*TASK INSTRUCTIONS*: From the listing below, extract every line containing "Подраздел".

*MATERIAL SHOWN*:

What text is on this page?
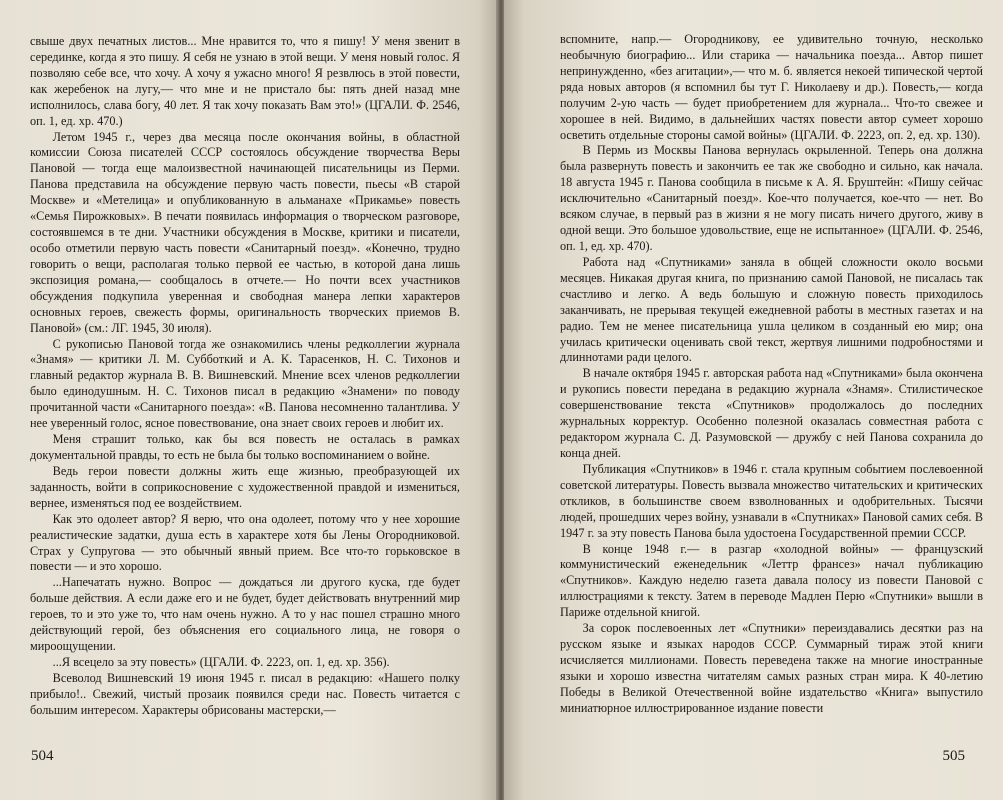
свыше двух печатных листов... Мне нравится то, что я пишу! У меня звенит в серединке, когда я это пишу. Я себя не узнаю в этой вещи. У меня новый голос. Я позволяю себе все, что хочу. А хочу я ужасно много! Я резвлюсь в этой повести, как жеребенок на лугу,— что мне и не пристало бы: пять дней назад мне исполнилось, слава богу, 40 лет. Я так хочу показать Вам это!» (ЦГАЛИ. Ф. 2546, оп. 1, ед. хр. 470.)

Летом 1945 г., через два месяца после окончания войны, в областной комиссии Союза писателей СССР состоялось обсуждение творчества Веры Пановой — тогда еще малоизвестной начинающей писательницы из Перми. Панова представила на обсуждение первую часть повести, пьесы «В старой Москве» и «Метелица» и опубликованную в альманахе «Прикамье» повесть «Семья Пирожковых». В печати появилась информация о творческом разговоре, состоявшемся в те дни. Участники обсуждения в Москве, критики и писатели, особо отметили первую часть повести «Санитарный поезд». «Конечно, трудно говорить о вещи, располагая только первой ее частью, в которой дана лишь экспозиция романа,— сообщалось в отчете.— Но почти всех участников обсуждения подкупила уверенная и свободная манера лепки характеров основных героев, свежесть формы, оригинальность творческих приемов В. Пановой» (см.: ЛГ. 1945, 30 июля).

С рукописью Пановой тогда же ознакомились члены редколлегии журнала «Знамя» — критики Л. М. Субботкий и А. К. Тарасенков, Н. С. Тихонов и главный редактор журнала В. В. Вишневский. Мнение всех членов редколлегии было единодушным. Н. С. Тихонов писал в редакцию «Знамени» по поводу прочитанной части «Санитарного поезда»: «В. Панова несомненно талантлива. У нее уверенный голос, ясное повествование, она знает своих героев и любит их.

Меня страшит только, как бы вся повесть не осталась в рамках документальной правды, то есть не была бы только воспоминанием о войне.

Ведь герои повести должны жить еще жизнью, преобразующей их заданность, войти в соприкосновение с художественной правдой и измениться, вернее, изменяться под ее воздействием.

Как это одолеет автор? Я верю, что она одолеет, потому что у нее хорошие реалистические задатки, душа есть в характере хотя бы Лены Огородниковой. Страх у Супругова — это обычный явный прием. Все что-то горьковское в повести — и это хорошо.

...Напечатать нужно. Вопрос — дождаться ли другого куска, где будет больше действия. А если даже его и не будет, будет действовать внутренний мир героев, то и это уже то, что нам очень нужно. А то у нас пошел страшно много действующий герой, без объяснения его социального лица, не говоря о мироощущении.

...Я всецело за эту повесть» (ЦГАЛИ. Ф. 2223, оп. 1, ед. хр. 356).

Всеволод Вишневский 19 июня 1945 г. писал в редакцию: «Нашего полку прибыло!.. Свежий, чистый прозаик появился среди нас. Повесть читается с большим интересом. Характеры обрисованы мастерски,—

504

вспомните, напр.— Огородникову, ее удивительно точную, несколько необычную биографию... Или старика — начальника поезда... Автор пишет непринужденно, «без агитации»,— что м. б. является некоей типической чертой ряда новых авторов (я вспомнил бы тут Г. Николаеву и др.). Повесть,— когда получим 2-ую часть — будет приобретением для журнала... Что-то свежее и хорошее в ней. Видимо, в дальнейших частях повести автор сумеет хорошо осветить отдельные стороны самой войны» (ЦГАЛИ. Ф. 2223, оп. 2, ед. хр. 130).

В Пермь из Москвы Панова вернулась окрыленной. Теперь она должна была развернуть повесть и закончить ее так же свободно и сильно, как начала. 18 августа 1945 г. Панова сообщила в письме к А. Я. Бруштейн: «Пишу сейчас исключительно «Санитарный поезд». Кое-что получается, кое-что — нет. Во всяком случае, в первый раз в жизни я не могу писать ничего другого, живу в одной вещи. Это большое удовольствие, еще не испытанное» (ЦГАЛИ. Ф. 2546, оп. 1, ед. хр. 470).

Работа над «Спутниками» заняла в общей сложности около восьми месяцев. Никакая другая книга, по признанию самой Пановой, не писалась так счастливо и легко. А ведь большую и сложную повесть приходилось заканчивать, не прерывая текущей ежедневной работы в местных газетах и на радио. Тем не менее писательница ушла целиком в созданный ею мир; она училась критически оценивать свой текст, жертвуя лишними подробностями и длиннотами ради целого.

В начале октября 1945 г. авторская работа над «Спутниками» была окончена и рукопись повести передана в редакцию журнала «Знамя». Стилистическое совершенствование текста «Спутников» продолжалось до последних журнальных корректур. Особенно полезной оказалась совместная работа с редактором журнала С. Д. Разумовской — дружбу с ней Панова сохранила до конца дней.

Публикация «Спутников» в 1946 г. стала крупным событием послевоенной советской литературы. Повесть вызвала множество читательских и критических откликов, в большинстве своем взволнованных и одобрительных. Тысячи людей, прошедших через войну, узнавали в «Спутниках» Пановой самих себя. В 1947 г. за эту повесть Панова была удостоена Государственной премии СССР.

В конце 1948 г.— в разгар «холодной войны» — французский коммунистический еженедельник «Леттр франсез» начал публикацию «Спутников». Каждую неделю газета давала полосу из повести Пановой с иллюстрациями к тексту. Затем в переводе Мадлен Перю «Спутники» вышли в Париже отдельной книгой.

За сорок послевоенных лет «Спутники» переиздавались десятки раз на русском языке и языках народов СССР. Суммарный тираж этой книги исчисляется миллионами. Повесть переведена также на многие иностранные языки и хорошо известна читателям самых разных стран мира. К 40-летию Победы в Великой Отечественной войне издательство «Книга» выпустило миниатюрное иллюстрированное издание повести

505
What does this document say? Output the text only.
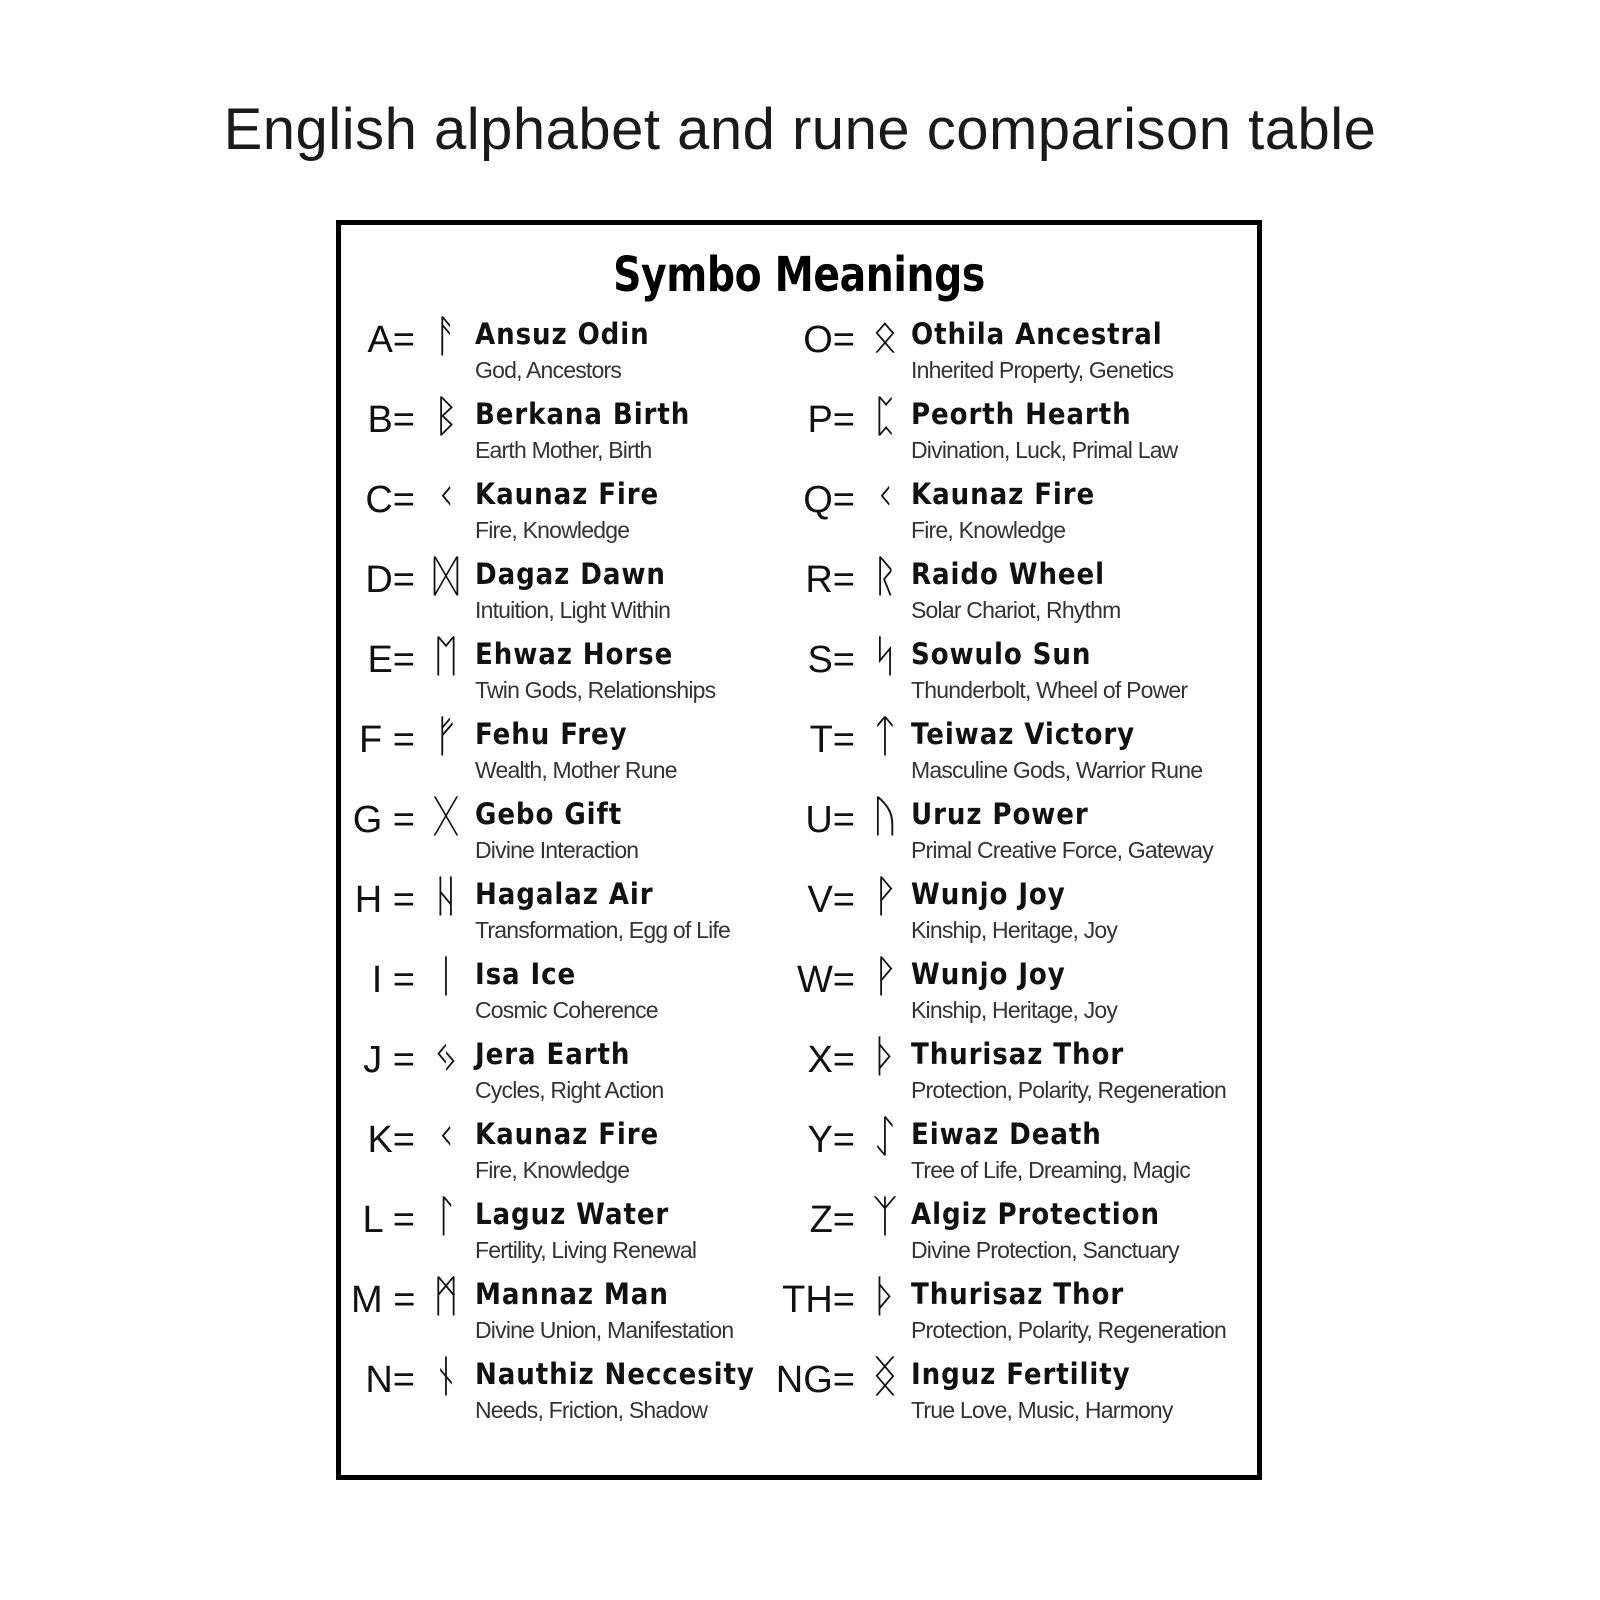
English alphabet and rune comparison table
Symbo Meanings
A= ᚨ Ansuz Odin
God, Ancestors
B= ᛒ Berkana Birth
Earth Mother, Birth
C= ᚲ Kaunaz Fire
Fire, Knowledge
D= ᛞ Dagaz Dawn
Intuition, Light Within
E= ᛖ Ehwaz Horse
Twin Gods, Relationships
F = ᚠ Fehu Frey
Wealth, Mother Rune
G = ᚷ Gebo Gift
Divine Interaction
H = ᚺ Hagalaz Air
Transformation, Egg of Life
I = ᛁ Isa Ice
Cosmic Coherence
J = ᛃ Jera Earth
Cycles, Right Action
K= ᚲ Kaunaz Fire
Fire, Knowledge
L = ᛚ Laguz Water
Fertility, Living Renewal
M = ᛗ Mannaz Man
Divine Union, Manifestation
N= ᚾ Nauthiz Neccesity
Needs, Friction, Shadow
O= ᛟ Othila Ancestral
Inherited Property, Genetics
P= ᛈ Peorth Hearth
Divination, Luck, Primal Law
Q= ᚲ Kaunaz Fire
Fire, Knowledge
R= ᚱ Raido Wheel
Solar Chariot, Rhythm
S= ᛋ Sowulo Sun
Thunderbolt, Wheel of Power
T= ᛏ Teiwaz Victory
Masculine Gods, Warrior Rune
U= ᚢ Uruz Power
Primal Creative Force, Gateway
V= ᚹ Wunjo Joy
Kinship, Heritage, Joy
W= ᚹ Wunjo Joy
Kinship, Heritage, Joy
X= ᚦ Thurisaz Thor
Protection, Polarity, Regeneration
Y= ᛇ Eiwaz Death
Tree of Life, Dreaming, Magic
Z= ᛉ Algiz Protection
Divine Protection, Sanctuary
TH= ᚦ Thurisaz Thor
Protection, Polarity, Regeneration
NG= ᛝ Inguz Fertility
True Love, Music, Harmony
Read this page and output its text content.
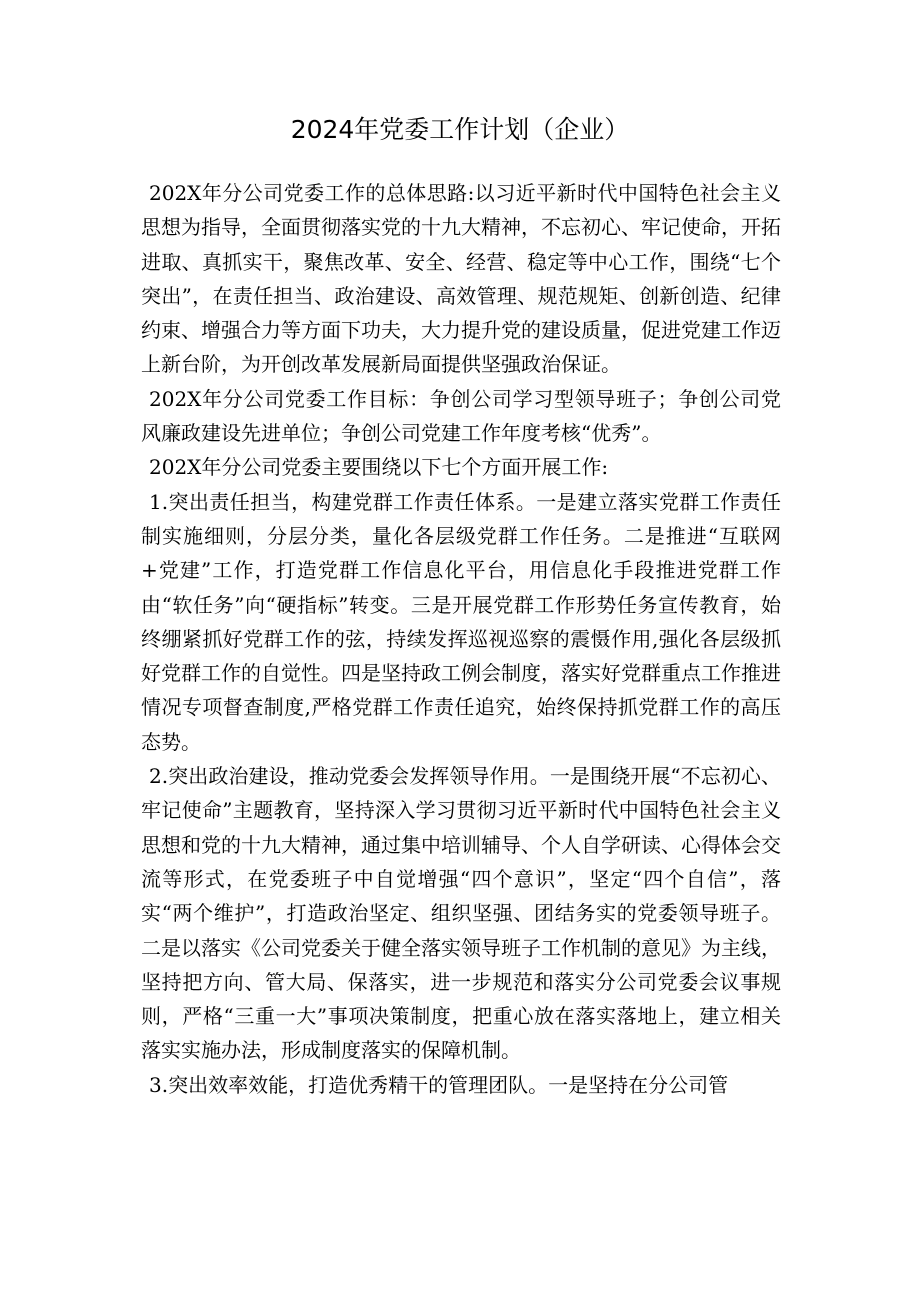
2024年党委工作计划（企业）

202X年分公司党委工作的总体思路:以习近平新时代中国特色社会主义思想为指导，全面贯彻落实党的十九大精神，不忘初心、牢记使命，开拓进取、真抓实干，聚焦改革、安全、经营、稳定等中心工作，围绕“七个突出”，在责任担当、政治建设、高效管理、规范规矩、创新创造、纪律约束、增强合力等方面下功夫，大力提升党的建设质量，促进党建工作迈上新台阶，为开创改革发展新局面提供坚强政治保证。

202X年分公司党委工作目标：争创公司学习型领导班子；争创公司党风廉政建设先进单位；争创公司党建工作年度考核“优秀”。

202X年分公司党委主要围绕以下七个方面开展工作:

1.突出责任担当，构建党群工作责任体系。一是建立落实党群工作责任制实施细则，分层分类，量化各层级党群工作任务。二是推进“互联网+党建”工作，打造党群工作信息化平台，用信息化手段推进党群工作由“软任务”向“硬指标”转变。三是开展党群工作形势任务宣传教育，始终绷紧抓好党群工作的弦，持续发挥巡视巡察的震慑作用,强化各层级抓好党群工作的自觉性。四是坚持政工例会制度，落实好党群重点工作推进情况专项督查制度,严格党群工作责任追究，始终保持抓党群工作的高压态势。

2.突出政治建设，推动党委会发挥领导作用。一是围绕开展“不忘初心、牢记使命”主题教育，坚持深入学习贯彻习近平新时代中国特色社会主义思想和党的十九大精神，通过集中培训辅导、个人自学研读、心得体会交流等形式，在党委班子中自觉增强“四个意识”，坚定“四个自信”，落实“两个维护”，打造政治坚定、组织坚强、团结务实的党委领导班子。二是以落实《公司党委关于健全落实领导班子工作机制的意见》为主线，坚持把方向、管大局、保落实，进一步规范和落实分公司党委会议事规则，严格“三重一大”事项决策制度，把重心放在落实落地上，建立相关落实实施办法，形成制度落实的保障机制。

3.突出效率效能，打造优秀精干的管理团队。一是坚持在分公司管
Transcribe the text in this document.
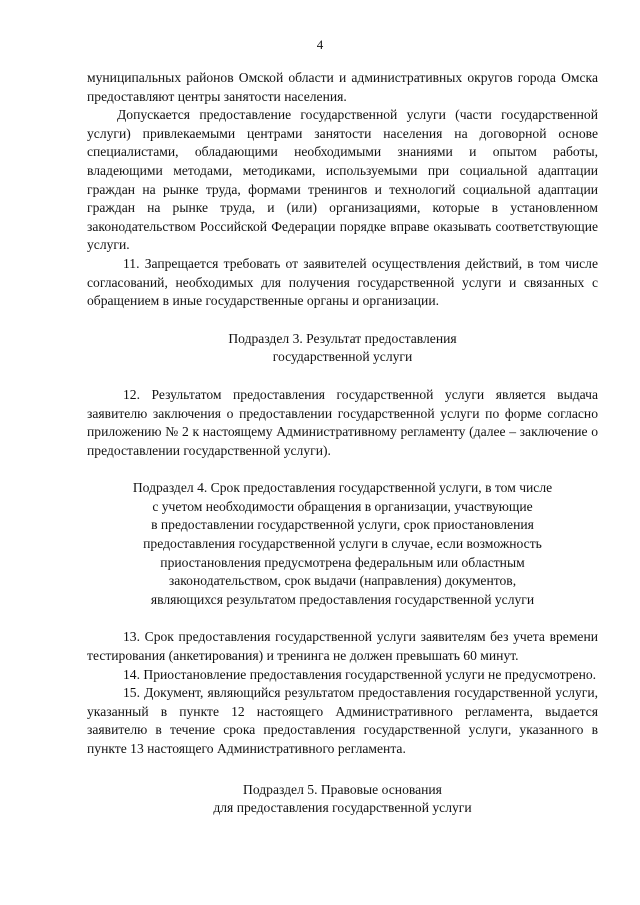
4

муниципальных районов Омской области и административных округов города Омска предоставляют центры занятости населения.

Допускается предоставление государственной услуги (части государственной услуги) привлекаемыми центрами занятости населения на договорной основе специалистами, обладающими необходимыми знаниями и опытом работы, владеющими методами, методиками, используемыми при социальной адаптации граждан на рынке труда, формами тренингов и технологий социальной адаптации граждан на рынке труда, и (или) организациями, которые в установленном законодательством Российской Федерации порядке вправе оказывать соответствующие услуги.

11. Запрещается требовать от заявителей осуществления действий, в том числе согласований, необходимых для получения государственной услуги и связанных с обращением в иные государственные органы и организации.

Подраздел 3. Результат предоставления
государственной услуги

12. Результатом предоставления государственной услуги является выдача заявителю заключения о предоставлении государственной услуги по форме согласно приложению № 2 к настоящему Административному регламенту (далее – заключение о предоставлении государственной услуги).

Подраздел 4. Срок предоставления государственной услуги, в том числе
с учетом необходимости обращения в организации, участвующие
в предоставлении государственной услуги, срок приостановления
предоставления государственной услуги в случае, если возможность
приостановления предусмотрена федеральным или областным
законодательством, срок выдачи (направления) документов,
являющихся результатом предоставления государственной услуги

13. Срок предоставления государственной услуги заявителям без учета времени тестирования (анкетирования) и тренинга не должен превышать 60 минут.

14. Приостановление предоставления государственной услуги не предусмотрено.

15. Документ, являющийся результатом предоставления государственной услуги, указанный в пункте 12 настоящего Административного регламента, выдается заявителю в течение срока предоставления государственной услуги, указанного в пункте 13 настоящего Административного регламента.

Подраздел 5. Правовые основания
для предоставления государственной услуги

*RESULT FOR THIS TASK*:
Подраздел 3. Результат предоставления
Подраздел 4. Срок предоставления государственной услуги, в том числе
Подраздел 5. Правовые основания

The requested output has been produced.